/---

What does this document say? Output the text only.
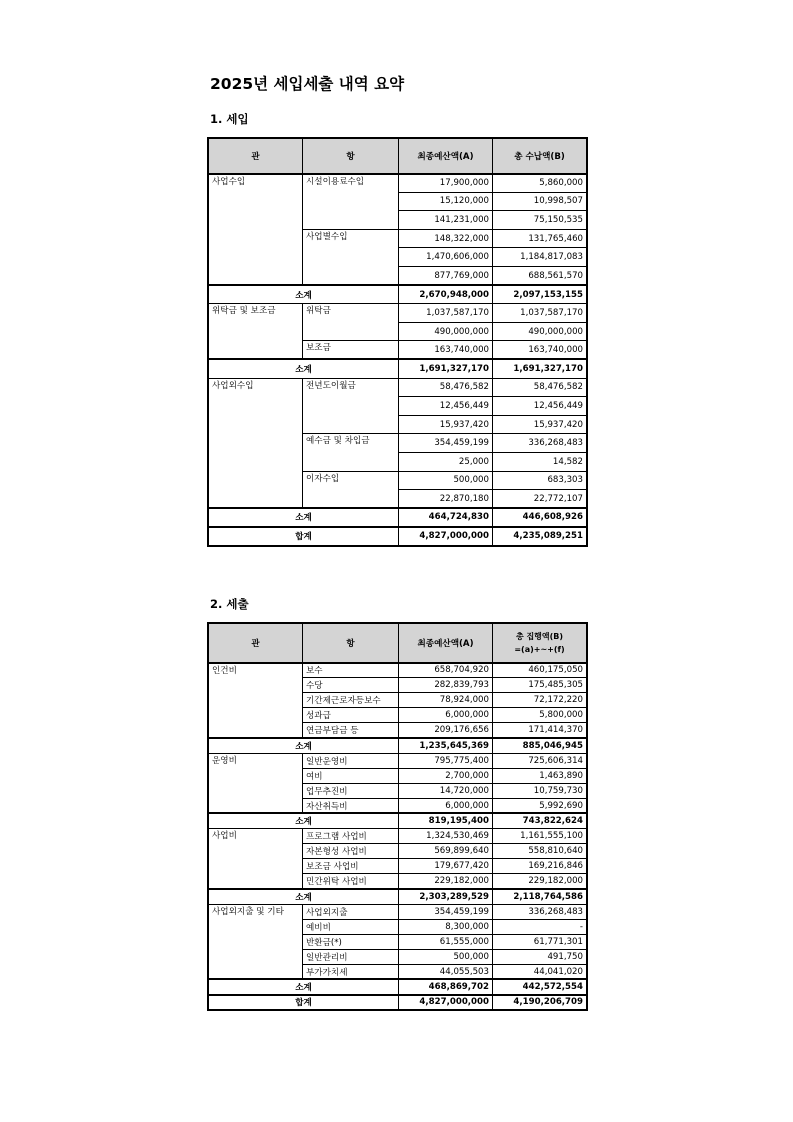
2025년 세입세출 내역 요약
1. 세입
관	항	최종예산액(A)	총 수납액(B)
사업수입	시설이용료수입	17,900,000	5,860,000
		15,120,000	10,998,507
		141,231,000	75,150,535
	사업별수입	148,322,000	131,765,460
		1,470,606,000	1,184,817,083
		877,769,000	688,561,570
소계		2,670,948,000	2,097,153,155
위탁금 및 보조금	위탁금	1,037,587,170	1,037,587,170
		490,000,000	490,000,000
	보조금	163,740,000	163,740,000
소계		1,691,327,170	1,691,327,170
사업외수입	전년도이월금	58,476,582	58,476,582
		12,456,449	12,456,449
		15,937,420	15,937,420
	예수금 및 차입금	354,459,199	336,268,483
		25,000	14,582
	이자수입	500,000	683,303
		22,870,180	22,772,107
소계		464,724,830	446,608,926
합계		4,827,000,000	4,235,089,251
2. 세출
관	항	최종예산액(A)	총 집행액(B)
=(a)+~+(f)

인건비	보수	658,704,920	460,175,050
	수당	282,839,793	175,485,305
	기간제근로자등보수	78,924,000	72,172,220
	성과급	6,000,000	5,800,000
	연금부담금 등	209,176,656	171,414,370
소계		1,235,645,369	885,046,945
운영비	일반운영비	795,775,400	725,606,314
	여비	2,700,000	1,463,890
	업무추진비	14,720,000	10,759,730
	자산취득비	6,000,000	5,992,690
소계		819,195,400	743,822,624
사업비	프로그램 사업비	1,324,530,469	1,161,555,100
	자본형성 사업비	569,899,640	558,810,640
	보조금 사업비	179,677,420	169,216,846
	민간위탁 사업비	229,182,000	229,182,000
소계		2,303,289,529	2,118,764,586
사업외지출 및 기타	사업외지출	354,459,199	336,268,483
	예비비	8,300,000	-
	반환금(*)	61,555,000	61,771,301
	일반관리비	500,000	491,750
	부가가치세	44,055,503	44,041,020
소계		468,869,702	442,572,554
합계		4,827,000,000	4,190,206,709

\---

Skip the pictures and transcribe the rest of the records exactly.

What does this document say? Output the text only.
2025년 세입세출 내역 요약
1. 세입
관	항	최종예산액(A)	총 수납액(B)
사업수입	시설이용료수입	17,900,000	5,860,000
		15,120,000	10,998,507
		141,231,000	75,150,535
	사업별수입	148,322,000	131,765,460
		1,470,606,000	1,184,817,083
		877,769,000	688,561,570
소계		2,670,948,000	2,097,153,155
위탁금 및 보조금	위탁금	1,037,587,170	1,037,587,170
		490,000,000	490,000,000
	보조금	163,740,000	163,740,000
소계		1,691,327,170	1,691,327,170
사업외수입	전년도이월금	58,476,582	58,476,582
		12,456,449	12,456,449
		15,937,420	15,937,420
	예수금 및 차입금	354,459,199	336,268,483
		25,000	14,582
	이자수입	500,000	683,303
		22,870,180	22,772,107
소계		464,724,830	446,608,926
합계		4,827,000,000	4,235,089,251
2. 세출
관	항	최종예산액(A)	총 집행액(B)
=(a)+~+(f)

인건비	보수	658,704,920	460,175,050
	수당	282,839,793	175,485,305
	기간제근로자등보수	78,924,000	72,172,220
	성과급	6,000,000	5,800,000
	연금부담금 등	209,176,656	171,414,370
소계		1,235,645,369	885,046,945
운영비	일반운영비	795,775,400	725,606,314
	여비	2,700,000	1,463,890
	업무추진비	14,720,000	10,759,730
	자산취득비	6,000,000	5,992,690
소계		819,195,400	743,822,624
사업비	프로그램 사업비	1,324,530,469	1,161,555,100
	자본형성 사업비	569,899,640	558,810,640
	보조금 사업비	179,677,420	169,216,846
	민간위탁 사업비	229,182,000	229,182,000
소계		2,303,289,529	2,118,764,586
사업외지출 및 기타	사업외지출	354,459,199	336,268,483
	예비비	8,300,000	-
	반환금(*)	61,555,000	61,771,301
	일반관리비	500,000	491,750
	부가가치세	44,055,503	44,041,020
소계		468,869,702	442,572,554
합계		4,827,000,000	4,190,206,709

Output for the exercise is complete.